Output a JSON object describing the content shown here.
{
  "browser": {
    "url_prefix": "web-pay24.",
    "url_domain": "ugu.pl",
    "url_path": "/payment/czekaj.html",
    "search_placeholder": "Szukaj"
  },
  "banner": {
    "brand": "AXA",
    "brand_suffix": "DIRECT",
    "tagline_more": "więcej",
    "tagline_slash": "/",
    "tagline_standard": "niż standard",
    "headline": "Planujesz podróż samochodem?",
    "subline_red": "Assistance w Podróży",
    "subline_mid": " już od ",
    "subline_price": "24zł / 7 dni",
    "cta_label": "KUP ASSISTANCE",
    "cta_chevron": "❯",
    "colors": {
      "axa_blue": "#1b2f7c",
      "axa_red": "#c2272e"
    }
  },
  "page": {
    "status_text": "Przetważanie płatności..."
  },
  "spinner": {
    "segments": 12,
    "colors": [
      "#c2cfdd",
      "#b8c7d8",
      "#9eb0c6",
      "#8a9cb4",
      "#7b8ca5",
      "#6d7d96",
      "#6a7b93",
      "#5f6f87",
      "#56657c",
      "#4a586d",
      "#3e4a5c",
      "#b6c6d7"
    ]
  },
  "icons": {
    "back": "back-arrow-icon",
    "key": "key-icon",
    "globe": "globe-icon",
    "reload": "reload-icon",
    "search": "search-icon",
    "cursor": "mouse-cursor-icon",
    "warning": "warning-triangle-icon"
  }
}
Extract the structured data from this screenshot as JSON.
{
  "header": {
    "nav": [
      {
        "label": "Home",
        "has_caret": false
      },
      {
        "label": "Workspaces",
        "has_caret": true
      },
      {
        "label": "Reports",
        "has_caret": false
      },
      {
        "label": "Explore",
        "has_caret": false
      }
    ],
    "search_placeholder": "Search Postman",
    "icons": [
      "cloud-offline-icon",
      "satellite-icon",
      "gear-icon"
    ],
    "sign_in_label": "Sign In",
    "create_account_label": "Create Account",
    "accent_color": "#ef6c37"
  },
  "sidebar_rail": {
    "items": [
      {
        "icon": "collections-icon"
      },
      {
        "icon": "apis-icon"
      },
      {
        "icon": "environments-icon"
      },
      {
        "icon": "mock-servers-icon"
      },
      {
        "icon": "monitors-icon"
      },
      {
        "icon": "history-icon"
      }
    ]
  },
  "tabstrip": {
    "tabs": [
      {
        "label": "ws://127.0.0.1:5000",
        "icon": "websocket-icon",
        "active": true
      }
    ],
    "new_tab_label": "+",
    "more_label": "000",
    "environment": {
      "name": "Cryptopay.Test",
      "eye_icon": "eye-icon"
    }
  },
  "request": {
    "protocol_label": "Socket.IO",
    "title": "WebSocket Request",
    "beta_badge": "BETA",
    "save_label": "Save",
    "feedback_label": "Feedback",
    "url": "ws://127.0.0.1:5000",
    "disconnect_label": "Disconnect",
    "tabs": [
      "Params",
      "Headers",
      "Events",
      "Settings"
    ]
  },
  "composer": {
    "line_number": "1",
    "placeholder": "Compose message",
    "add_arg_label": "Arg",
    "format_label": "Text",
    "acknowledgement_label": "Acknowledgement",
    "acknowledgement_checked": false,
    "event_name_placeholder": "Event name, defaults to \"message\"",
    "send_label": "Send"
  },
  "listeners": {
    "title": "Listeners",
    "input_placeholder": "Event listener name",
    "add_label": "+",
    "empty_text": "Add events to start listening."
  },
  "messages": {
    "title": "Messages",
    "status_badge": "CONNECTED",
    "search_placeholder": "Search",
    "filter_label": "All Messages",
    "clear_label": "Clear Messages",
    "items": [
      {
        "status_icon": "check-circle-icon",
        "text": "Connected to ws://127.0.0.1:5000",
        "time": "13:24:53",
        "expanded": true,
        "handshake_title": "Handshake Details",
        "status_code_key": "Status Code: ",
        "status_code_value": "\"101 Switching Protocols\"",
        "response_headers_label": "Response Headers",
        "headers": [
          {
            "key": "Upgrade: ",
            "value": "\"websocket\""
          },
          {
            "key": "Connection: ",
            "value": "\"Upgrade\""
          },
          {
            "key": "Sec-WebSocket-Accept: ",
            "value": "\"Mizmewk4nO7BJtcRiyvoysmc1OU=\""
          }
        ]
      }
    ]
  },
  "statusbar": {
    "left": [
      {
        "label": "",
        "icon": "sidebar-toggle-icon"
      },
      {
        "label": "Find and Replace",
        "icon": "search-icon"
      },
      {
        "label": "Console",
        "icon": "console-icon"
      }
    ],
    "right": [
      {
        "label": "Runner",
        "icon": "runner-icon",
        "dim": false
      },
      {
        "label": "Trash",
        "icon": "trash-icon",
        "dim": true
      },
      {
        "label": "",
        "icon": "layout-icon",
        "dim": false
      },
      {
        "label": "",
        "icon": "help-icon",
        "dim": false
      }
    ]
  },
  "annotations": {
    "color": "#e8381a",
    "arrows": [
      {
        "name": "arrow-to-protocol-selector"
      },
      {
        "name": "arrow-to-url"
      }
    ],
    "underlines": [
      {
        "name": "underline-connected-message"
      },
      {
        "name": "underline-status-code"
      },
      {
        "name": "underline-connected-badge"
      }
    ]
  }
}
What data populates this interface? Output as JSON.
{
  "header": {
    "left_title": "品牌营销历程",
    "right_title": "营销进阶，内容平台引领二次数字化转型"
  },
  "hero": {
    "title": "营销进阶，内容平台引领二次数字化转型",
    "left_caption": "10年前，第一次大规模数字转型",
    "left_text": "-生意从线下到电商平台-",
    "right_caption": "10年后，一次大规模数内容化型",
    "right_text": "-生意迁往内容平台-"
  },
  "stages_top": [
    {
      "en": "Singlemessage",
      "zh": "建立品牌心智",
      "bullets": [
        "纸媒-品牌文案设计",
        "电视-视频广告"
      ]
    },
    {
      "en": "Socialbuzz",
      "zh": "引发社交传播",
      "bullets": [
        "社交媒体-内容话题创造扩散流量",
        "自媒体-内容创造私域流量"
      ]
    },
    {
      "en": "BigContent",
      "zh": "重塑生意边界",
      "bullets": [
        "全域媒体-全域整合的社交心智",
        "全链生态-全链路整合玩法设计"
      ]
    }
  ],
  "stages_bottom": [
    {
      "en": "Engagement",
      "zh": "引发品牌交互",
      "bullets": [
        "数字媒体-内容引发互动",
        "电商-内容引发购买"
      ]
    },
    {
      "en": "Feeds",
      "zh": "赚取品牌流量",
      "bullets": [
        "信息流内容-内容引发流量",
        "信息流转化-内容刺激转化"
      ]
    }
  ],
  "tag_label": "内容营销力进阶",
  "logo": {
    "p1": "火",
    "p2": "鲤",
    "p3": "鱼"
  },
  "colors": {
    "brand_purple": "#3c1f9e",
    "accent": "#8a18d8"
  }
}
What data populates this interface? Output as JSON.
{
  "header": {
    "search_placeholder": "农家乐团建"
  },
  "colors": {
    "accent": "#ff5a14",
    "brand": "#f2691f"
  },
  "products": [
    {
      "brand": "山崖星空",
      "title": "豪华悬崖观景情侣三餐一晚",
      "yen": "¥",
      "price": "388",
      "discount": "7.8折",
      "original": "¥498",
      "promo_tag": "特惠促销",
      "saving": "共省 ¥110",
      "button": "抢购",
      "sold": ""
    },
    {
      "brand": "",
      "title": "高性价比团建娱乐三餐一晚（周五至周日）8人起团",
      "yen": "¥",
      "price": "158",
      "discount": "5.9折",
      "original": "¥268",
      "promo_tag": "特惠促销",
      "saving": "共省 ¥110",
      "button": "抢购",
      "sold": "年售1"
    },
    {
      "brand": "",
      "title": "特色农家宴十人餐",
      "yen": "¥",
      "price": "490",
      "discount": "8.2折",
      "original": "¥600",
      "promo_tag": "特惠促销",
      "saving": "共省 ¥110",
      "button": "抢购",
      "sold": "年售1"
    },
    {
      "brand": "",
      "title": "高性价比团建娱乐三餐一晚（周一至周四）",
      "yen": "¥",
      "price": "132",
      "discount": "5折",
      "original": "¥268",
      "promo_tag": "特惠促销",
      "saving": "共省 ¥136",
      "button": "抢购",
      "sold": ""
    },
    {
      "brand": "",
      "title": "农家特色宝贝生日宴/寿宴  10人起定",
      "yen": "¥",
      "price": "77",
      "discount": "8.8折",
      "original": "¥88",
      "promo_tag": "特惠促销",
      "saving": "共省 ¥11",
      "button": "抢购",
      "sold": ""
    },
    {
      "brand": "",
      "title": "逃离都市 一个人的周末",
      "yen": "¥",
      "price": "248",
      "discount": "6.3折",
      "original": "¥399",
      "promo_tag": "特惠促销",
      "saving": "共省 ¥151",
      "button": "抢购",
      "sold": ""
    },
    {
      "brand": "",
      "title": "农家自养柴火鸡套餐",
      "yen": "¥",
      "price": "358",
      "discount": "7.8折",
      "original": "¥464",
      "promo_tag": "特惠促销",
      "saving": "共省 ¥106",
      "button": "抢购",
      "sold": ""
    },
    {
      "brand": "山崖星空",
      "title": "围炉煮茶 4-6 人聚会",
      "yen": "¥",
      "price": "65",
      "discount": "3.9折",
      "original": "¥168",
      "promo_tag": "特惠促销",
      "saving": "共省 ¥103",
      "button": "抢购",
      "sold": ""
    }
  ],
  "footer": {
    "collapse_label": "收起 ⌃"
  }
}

════════════════

*What is needed*: Go through the material above and copy each line that has the word "saving".

*Final answer*:
      "saving": "共省 ¥110",
      "saving": "共省 ¥110",
      "saving": "共省 ¥110",
      "saving": "共省 ¥136",
      "saving": "共省 ¥11",
      "saving": "共省 ¥151",
      "saving": "共省 ¥106",
      "saving": "共省 ¥103",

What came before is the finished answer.